What you need to do =
Determine how many lines carry the word "возможность". Output that number only.
────
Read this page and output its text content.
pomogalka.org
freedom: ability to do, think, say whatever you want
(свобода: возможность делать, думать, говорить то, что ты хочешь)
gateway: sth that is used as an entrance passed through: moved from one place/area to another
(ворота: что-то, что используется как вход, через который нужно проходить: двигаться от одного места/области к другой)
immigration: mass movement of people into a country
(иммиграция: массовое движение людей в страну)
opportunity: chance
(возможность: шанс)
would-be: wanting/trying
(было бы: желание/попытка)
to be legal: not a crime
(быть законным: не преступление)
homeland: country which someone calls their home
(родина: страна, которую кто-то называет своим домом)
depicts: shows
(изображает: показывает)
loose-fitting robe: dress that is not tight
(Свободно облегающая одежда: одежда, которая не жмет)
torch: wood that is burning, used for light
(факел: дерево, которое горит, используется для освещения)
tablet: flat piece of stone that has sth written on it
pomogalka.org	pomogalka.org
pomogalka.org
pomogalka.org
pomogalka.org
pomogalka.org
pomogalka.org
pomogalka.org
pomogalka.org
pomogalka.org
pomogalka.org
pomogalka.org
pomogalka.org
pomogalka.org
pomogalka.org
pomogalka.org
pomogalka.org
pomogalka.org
────
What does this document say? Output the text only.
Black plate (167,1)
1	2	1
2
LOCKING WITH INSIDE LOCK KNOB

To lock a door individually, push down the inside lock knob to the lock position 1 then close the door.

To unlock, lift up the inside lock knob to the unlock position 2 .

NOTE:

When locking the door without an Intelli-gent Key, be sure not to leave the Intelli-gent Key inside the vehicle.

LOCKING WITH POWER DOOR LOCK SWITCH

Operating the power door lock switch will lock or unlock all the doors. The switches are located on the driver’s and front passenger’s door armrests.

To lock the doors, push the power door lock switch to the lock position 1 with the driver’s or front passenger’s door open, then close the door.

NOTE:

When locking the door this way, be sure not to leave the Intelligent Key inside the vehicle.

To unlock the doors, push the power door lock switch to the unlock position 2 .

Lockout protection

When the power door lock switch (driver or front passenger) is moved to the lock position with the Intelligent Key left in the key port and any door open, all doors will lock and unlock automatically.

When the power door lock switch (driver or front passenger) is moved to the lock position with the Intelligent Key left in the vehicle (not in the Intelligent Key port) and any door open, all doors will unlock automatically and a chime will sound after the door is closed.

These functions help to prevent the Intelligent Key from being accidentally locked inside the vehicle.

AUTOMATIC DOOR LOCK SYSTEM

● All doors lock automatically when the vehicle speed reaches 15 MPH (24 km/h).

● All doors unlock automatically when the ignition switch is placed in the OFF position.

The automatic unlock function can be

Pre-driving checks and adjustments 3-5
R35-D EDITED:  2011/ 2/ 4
────
Solution =
2